Brief: Rewrite the data from its first line through the line containing "row-leadership-label: Лидерство xyxy=(157,242,221,257)", swapping "изменений" for "преобразований" and leaving everything else unchanged.

[start of Data supplied]

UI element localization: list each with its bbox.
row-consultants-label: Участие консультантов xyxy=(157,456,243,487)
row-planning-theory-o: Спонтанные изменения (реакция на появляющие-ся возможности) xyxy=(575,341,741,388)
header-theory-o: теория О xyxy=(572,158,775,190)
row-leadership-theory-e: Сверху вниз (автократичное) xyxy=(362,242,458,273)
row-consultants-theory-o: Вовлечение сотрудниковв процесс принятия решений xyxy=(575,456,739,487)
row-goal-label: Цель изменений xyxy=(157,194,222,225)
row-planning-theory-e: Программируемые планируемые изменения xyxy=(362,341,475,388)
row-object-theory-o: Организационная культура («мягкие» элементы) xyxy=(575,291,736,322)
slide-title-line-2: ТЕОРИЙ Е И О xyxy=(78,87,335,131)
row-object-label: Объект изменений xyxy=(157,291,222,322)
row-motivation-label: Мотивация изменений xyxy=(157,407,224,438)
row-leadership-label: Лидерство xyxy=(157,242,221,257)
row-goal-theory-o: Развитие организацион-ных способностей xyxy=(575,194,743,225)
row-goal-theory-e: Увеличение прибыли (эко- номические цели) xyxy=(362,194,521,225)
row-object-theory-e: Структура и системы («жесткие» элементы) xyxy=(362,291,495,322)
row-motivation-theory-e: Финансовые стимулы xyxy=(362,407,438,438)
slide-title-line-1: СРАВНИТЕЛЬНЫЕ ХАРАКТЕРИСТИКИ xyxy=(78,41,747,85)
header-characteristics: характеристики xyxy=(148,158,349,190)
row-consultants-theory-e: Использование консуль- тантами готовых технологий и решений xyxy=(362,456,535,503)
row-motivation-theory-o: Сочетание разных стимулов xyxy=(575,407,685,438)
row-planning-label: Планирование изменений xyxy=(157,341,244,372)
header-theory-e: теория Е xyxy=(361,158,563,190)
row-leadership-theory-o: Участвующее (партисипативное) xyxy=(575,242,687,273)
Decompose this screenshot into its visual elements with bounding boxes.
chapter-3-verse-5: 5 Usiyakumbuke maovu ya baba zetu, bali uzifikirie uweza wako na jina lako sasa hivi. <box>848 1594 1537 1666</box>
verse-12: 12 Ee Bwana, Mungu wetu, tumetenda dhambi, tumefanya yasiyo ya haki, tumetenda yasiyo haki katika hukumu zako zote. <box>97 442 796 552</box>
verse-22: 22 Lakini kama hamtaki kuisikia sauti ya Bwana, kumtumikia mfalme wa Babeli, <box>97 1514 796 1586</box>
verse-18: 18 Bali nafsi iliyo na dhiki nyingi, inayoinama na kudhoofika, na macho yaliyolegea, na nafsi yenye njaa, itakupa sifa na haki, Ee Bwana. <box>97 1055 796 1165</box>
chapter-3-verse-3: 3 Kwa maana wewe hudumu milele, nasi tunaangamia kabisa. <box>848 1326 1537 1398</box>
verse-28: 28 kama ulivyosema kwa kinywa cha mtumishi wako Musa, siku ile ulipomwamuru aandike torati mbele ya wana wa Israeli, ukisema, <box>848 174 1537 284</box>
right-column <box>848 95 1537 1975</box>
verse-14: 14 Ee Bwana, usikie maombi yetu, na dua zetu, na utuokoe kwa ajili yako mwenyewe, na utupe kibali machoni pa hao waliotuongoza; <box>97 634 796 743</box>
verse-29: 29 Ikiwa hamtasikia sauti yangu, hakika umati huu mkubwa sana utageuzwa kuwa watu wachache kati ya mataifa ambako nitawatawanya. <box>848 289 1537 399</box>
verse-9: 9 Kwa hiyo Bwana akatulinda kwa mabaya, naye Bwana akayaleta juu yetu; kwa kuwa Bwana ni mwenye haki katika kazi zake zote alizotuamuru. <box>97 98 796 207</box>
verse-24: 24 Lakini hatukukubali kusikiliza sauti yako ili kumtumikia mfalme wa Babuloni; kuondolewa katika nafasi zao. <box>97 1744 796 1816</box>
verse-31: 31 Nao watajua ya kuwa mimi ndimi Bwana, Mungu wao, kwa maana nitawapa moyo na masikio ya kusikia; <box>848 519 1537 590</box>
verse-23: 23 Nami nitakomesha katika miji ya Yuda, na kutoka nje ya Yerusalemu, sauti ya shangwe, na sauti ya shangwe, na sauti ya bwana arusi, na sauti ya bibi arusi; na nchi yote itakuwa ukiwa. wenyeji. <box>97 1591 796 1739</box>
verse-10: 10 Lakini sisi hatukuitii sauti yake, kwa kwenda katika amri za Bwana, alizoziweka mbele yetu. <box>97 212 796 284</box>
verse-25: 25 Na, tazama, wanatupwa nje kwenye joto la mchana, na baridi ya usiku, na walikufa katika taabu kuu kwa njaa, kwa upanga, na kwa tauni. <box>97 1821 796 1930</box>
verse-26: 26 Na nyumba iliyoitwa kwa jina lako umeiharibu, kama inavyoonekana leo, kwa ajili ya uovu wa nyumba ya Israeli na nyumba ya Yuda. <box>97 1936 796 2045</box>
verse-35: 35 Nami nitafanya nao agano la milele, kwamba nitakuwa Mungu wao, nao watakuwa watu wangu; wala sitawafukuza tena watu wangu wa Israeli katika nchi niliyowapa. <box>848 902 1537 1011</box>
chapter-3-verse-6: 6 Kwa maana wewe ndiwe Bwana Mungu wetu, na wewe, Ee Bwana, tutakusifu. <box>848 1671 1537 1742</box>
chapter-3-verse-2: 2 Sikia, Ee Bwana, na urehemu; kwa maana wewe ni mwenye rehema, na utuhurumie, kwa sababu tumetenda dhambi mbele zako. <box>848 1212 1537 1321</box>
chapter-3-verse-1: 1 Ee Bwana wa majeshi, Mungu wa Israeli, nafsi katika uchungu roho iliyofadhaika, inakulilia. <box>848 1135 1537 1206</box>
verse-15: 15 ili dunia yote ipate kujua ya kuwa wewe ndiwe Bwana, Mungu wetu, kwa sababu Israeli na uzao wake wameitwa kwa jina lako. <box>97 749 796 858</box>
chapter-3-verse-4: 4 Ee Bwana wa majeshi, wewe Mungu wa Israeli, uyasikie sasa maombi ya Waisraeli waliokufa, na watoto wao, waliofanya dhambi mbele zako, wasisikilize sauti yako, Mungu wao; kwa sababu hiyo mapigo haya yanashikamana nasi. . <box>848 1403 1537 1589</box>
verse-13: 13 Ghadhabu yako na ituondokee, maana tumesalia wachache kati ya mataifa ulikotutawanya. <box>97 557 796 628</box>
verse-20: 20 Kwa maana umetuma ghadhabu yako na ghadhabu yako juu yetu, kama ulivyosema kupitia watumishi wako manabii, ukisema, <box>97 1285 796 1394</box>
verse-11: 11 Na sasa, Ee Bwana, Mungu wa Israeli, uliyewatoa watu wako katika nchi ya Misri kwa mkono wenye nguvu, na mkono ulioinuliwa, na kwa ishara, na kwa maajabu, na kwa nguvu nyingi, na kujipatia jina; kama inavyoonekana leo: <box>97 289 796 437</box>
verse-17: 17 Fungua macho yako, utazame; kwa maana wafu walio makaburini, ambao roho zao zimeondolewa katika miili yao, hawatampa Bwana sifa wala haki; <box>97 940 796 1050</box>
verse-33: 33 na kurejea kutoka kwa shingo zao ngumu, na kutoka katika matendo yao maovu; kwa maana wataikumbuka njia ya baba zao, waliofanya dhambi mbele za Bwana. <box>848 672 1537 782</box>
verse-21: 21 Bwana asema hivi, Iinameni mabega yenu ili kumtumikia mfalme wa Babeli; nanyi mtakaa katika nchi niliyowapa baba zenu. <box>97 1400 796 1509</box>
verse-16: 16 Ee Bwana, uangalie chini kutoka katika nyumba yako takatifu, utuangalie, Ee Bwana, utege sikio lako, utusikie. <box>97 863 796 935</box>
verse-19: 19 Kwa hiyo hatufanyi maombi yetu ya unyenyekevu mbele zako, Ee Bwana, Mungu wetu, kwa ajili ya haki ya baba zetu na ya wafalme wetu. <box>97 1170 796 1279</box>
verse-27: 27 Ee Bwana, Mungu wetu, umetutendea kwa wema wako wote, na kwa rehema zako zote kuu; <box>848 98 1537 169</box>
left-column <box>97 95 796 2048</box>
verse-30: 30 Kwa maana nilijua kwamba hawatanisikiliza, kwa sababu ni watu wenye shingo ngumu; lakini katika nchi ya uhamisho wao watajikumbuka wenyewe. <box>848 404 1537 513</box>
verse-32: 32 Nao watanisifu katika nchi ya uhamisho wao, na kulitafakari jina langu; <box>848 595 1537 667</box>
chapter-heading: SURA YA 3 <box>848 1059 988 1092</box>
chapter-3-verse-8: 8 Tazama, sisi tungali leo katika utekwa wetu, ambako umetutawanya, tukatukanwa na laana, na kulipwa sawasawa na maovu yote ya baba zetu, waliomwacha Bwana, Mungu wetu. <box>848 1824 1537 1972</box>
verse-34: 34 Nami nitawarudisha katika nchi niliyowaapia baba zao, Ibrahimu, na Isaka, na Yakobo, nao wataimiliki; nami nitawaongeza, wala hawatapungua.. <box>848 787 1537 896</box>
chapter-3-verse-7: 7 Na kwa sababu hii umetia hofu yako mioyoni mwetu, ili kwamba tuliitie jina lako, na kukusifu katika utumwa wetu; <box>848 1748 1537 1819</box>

[end of Data supplied]

Solution to this task:
UI element localization: list each with its bbox.
row-consultants-label: Участие консультантов xyxy=(157,456,243,487)
row-planning-theory-o: Спонтанные изменения (реакция на появляющие-ся возможности) xyxy=(575,341,741,388)
header-theory-o: теория О xyxy=(572,158,775,190)
row-leadership-theory-e: Сверху вниз (автократичное) xyxy=(362,242,458,273)
row-consultants-theory-o: Вовлечение сотрудниковв процесс принятия решений xyxy=(575,456,739,487)
row-goal-label: Цель преобразований xyxy=(157,194,222,225)
row-planning-theory-e: Программируемые планируемые изменения xyxy=(362,341,475,388)
row-object-theory-o: Организационная культура («мягкие» элементы) xyxy=(575,291,736,322)
slide-title-line-2: ТЕОРИЙ Е И О xyxy=(78,87,335,131)
row-object-label: Объект преобразований xyxy=(157,291,222,322)
row-motivation-label: Мотивация преобразований xyxy=(157,407,224,438)
row-leadership-label: Лидерство xyxy=(157,242,221,257)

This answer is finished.